_Short exercise_
Go through the listing below and list every line with "title".

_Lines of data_
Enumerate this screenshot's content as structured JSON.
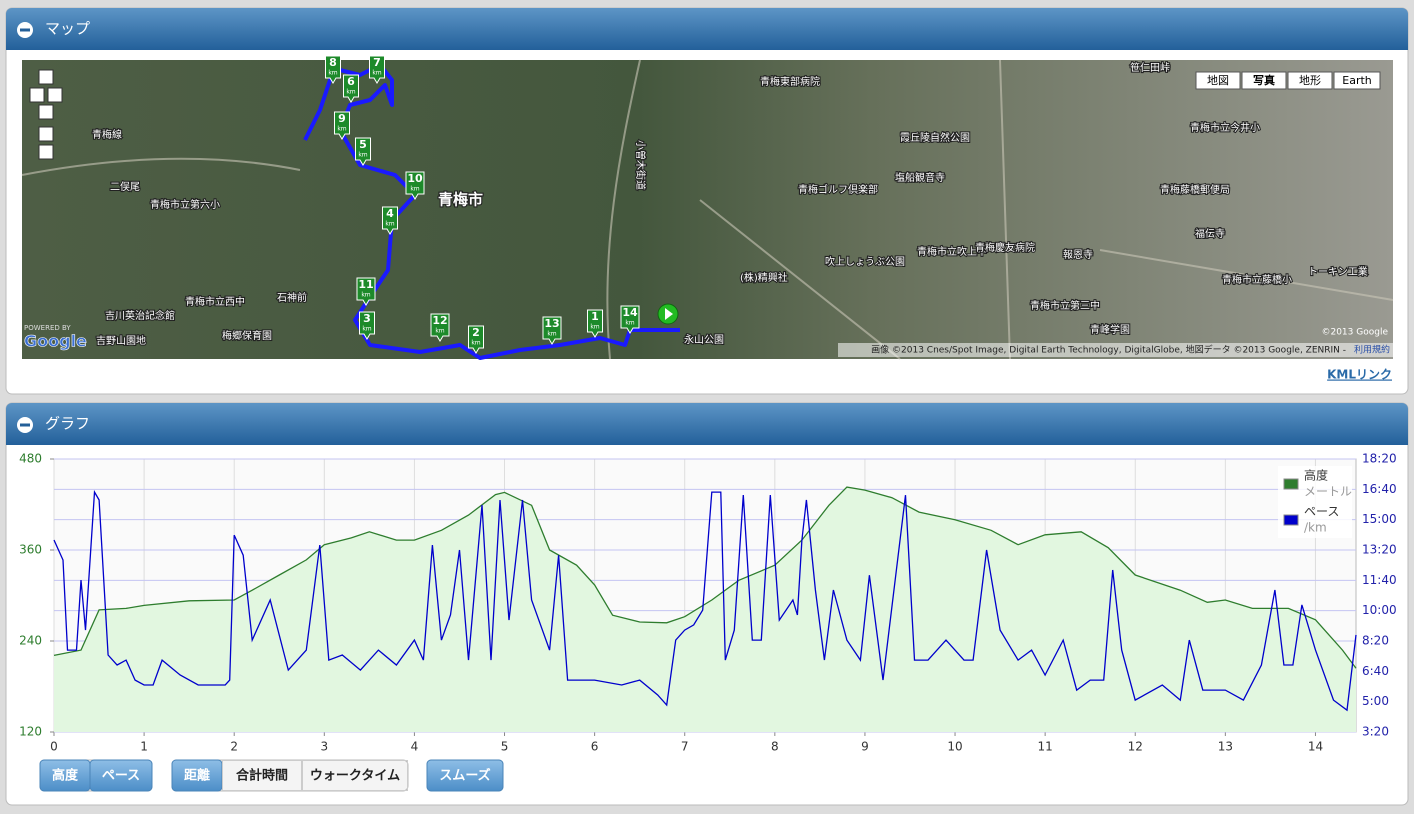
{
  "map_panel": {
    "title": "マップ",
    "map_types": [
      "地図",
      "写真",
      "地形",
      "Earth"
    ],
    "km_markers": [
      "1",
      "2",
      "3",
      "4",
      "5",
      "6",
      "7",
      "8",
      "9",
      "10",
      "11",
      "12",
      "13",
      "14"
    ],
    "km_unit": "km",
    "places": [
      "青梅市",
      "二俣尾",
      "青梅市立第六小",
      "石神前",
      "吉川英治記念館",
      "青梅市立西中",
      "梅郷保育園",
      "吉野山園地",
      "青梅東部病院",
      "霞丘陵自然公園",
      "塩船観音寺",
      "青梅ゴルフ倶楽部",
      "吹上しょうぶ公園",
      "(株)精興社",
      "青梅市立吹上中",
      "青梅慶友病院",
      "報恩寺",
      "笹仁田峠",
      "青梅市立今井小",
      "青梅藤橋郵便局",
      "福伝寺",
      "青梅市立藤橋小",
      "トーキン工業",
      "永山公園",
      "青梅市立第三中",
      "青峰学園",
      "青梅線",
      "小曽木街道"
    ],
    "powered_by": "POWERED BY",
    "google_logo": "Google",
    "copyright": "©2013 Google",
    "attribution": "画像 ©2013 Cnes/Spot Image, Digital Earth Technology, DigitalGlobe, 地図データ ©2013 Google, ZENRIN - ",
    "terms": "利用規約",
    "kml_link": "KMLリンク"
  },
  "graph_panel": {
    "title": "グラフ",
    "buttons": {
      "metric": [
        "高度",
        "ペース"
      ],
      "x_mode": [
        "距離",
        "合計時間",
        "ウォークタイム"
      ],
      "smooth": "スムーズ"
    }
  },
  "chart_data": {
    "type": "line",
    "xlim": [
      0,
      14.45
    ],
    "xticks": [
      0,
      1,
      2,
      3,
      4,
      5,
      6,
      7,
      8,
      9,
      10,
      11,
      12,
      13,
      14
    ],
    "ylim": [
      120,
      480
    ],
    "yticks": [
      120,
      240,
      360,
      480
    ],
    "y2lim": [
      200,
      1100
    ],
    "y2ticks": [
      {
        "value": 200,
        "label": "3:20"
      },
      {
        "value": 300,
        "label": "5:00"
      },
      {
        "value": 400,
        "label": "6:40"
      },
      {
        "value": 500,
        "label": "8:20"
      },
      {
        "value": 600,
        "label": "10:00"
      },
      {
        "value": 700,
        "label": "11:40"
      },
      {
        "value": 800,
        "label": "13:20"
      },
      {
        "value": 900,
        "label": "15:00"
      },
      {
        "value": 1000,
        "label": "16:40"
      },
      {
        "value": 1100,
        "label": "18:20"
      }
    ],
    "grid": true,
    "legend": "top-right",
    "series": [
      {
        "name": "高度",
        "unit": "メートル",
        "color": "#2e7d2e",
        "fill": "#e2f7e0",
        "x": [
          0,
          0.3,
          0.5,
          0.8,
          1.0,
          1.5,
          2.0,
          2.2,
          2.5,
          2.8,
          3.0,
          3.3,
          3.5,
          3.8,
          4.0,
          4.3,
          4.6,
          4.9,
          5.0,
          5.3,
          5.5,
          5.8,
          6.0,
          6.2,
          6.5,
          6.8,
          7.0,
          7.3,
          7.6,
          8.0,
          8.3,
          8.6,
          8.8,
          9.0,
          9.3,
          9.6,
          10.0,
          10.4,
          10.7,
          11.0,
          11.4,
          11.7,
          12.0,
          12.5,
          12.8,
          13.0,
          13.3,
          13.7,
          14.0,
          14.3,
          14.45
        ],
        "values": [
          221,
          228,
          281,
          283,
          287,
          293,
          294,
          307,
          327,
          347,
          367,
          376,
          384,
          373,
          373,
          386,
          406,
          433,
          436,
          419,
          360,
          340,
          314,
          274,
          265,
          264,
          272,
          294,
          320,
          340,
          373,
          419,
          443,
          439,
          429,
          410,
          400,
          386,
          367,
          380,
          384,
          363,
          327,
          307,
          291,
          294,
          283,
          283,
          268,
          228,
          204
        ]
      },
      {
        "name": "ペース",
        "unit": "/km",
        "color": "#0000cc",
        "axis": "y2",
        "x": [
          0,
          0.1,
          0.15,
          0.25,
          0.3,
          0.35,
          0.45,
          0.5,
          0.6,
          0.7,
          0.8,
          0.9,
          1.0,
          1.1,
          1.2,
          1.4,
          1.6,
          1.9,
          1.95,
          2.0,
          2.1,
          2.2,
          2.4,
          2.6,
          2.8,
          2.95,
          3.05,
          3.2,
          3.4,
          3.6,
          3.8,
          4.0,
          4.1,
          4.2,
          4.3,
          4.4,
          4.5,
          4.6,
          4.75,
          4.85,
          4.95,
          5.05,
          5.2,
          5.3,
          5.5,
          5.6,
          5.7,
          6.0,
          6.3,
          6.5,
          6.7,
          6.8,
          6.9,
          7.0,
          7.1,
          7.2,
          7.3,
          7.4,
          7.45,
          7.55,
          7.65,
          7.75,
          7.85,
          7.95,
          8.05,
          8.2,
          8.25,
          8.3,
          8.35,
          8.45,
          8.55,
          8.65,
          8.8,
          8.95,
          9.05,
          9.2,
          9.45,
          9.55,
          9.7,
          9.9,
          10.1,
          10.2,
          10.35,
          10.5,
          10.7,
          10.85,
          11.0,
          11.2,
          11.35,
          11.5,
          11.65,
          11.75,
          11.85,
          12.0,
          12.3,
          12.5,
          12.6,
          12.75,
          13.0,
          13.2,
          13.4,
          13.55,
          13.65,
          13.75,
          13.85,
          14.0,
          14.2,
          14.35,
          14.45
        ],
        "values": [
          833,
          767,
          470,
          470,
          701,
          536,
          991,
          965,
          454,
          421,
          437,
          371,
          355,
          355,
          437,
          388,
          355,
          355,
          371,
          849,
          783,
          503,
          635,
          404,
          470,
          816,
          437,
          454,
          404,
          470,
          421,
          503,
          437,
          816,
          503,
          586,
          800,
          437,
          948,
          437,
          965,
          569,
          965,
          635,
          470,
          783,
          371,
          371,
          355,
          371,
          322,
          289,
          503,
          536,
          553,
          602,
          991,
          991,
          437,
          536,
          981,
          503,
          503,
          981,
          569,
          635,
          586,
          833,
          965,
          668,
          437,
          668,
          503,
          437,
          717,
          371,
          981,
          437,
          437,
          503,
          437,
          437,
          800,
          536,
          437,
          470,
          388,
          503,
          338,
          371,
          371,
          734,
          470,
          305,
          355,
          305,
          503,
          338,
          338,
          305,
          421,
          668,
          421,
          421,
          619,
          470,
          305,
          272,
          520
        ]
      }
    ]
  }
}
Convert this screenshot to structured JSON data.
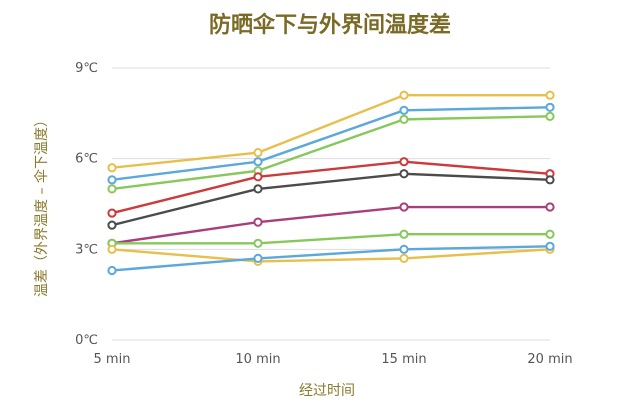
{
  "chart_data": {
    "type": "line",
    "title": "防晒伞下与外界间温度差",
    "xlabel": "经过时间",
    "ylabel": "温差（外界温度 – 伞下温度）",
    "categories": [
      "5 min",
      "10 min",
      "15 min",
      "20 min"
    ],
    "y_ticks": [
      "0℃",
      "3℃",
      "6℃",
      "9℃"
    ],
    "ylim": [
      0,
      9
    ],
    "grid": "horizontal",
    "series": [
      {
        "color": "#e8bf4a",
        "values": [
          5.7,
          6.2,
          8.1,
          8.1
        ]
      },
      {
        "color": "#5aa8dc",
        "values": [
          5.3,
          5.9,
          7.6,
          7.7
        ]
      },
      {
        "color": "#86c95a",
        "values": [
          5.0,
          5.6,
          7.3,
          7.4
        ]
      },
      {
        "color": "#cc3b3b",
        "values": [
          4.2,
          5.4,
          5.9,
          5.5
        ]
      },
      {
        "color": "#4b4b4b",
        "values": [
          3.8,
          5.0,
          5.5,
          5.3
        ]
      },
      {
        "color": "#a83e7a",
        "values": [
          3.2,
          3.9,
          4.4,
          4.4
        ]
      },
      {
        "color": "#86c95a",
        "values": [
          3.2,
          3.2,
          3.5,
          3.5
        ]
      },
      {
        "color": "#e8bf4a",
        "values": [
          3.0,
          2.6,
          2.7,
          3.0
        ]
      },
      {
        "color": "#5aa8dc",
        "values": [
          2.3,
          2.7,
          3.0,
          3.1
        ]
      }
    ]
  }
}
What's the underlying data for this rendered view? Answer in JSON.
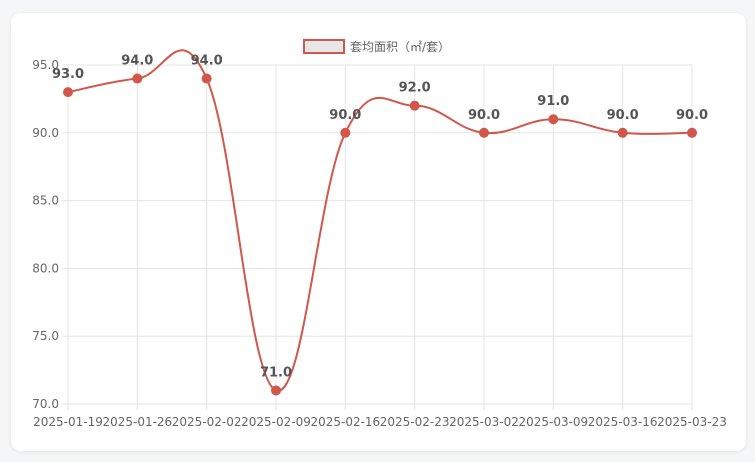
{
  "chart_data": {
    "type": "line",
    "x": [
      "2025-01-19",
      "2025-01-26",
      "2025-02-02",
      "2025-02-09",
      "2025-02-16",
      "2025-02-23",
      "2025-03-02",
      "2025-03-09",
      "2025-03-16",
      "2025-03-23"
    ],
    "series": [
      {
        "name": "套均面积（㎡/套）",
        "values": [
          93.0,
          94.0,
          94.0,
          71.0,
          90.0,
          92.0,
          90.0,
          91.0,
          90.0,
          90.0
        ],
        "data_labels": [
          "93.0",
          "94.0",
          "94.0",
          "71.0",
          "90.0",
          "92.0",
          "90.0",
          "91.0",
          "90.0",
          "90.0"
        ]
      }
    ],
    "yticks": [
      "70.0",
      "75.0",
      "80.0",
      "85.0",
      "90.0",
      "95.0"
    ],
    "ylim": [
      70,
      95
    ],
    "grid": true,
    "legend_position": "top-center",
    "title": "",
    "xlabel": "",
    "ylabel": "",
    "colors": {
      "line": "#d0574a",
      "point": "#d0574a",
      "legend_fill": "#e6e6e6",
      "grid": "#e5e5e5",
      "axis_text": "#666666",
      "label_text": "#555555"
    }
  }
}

_Response_
    "title": "マップ",
    "title": "グラフ",
    "title": "防晒伞下与外界间温度差",
    "title": "",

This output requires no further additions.